### Material to process ###
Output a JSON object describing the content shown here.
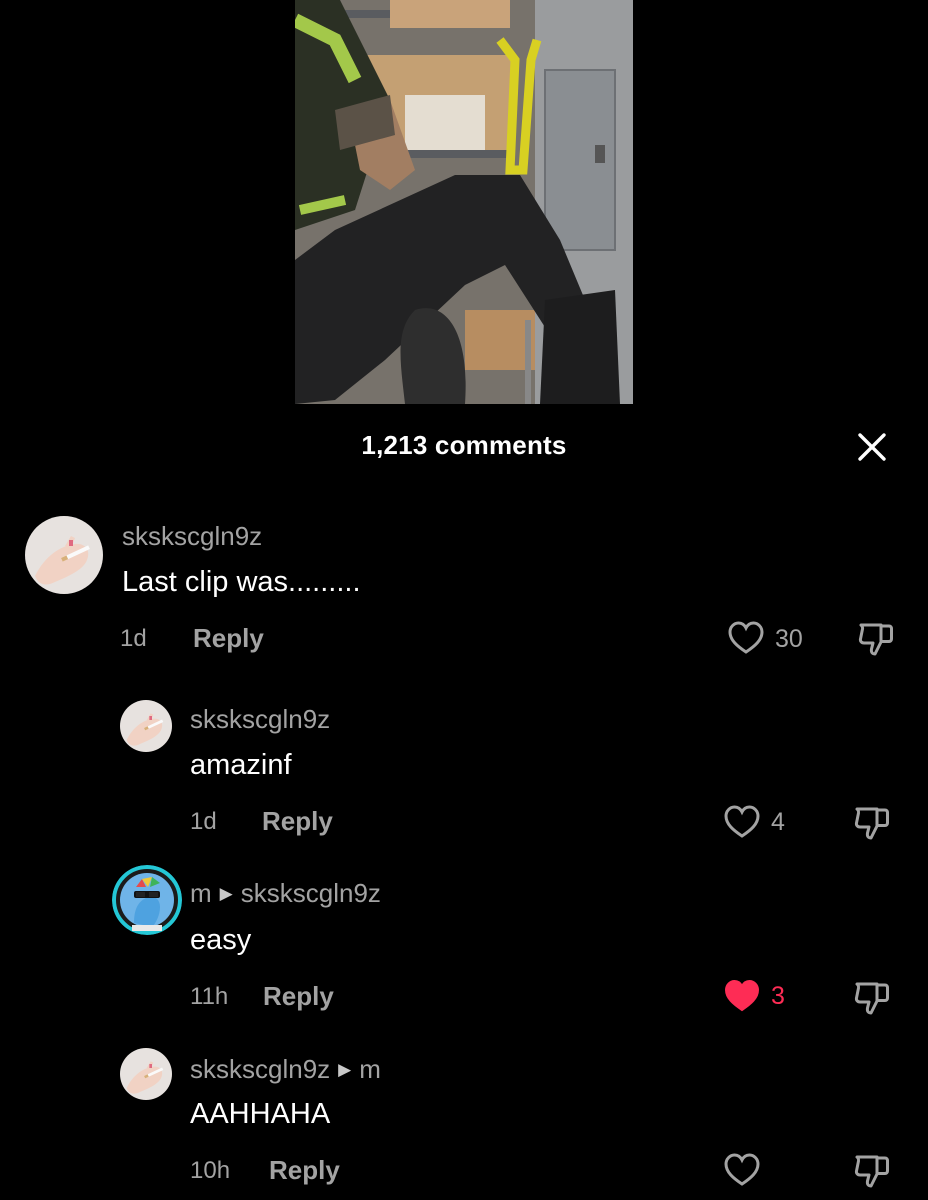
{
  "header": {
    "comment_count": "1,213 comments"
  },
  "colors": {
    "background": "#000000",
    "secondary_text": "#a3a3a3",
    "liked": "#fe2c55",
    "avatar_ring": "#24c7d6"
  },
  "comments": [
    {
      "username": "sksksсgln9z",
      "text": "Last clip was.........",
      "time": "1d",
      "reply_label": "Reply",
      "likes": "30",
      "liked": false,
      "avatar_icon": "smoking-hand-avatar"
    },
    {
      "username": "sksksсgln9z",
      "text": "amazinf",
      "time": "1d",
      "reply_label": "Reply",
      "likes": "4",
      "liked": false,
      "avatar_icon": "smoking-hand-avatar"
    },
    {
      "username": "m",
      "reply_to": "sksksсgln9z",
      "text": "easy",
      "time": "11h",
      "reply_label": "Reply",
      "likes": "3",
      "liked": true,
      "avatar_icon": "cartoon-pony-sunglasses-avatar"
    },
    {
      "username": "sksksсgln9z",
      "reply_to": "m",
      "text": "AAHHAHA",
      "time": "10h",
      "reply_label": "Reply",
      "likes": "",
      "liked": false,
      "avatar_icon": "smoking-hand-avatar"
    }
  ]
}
###
### Material to process ###
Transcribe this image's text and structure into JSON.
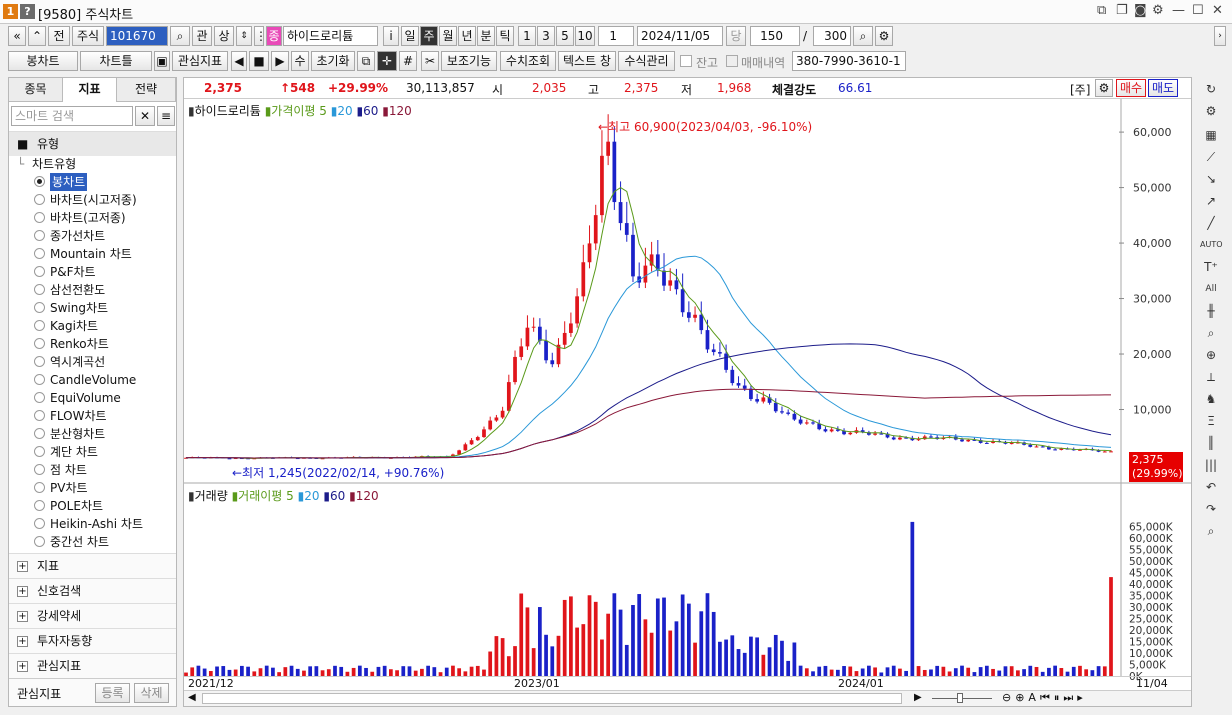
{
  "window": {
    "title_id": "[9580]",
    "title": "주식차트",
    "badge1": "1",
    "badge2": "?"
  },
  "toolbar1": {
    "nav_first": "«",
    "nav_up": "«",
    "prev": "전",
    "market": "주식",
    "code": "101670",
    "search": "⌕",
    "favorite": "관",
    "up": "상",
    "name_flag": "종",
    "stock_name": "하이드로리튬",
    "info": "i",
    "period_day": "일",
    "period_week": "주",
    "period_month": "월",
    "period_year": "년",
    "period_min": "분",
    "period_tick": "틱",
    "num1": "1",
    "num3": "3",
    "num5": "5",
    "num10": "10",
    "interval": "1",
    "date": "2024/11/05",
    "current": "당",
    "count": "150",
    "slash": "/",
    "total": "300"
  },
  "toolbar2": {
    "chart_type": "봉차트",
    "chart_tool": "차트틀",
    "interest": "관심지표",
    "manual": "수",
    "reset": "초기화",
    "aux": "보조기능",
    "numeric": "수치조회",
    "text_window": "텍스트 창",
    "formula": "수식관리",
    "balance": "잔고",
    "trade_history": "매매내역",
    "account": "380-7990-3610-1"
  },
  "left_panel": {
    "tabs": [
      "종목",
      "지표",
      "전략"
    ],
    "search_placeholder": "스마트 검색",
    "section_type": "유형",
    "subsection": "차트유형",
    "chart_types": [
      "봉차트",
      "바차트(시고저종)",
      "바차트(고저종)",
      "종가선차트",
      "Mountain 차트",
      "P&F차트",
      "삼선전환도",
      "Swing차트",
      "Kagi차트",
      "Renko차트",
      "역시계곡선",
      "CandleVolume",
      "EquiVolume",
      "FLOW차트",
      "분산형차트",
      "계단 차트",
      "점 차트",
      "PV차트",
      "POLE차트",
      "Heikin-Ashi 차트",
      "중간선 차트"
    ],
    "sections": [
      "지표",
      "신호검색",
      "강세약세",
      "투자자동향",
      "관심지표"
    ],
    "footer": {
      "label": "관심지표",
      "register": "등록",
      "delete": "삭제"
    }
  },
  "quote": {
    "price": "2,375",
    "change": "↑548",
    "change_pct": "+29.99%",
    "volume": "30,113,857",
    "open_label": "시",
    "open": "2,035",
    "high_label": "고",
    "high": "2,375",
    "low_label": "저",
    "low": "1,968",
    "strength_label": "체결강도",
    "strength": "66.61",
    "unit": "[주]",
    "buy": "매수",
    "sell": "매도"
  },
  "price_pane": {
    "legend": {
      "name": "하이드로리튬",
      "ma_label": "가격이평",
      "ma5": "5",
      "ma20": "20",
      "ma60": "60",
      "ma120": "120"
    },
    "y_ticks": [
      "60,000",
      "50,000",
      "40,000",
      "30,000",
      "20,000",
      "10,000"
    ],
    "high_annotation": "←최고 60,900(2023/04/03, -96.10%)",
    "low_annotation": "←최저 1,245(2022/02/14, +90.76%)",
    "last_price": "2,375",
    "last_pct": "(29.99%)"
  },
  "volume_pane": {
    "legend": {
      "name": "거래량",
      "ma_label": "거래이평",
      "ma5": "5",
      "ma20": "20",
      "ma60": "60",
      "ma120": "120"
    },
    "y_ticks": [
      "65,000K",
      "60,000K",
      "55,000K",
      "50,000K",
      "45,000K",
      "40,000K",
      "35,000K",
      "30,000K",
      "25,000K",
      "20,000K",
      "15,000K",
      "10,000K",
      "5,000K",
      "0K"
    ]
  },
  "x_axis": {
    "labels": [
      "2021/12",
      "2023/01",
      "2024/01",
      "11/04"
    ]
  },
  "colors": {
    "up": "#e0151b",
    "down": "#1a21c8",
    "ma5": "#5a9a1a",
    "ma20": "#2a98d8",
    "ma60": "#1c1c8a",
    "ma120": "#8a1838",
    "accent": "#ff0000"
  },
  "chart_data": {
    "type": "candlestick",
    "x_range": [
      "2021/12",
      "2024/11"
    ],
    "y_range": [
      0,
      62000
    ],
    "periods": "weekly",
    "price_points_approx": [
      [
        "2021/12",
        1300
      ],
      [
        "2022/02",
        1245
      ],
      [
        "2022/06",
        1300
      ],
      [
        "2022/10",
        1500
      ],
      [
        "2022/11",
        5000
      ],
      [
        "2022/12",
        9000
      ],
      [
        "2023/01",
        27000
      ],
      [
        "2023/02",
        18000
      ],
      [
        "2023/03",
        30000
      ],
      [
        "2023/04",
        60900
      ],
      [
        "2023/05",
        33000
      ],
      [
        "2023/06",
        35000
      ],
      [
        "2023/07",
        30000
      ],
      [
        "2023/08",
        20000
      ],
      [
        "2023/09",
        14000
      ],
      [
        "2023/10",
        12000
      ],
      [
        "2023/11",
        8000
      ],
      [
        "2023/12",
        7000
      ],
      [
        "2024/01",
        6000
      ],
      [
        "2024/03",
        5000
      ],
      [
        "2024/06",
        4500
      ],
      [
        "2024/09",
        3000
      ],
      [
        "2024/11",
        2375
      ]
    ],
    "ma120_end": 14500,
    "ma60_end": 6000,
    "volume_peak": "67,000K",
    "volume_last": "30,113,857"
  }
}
###
### Material to process ###
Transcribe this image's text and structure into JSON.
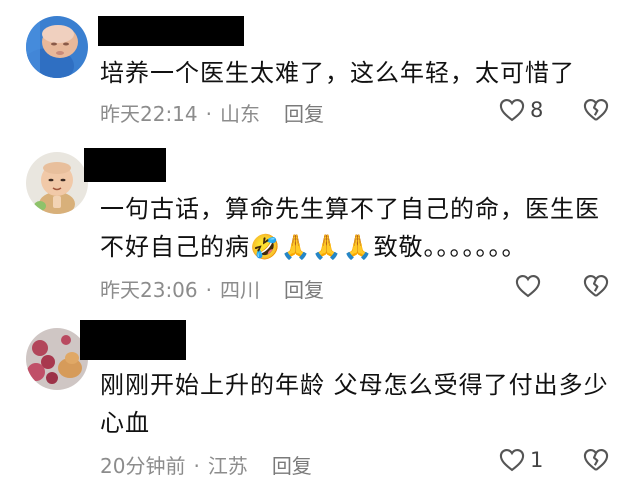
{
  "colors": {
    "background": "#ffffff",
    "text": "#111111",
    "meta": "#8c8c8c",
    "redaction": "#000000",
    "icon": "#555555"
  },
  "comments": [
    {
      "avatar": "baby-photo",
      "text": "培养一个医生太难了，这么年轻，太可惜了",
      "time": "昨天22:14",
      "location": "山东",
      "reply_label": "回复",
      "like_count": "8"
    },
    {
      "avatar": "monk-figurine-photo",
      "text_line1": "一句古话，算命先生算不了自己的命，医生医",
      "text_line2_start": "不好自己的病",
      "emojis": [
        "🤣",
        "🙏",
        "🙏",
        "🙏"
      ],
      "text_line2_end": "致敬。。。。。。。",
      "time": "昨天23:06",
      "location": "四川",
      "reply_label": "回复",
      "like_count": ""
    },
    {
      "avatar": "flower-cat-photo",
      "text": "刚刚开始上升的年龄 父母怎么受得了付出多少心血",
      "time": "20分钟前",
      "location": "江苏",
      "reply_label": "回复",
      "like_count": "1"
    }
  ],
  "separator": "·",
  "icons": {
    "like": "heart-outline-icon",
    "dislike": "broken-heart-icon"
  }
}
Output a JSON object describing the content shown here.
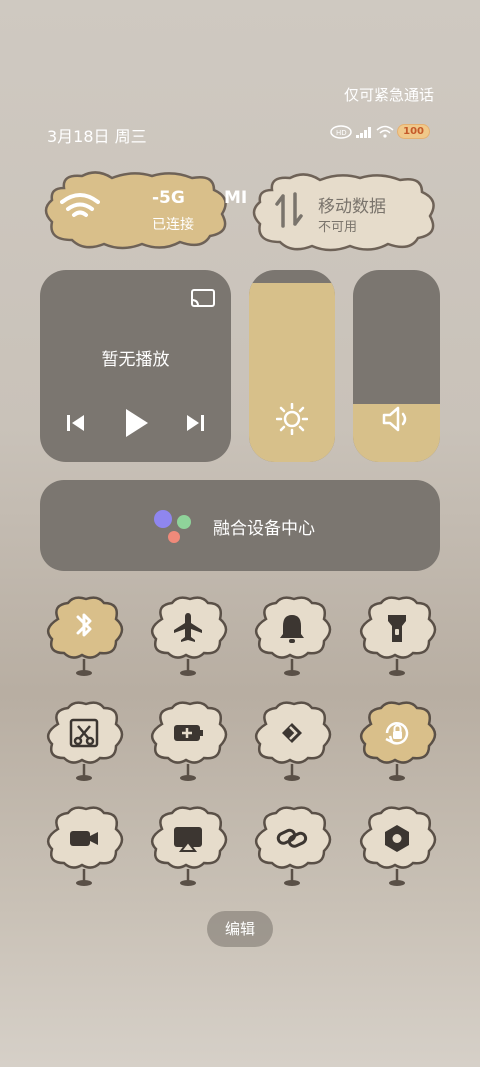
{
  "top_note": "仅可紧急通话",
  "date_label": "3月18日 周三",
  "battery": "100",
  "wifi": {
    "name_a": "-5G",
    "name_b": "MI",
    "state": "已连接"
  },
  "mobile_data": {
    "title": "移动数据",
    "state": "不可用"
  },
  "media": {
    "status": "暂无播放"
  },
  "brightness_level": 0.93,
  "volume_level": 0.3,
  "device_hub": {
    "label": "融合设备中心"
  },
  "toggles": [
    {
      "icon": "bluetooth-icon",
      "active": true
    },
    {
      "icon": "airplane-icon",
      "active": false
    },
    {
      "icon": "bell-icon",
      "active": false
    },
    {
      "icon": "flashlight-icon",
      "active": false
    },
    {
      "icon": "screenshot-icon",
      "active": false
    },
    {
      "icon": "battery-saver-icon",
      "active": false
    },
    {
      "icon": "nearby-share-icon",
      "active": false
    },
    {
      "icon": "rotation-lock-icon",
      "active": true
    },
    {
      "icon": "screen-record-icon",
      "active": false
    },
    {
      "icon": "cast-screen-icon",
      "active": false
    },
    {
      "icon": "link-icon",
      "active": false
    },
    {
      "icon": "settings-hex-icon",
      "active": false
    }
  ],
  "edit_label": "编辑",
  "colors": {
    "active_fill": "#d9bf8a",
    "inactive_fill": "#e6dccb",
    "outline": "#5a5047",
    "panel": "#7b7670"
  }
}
###
• [Exercise]: Determine the number of lines in these entries that contain the word "time", and write only that number.

• [Answer to the problem]: 7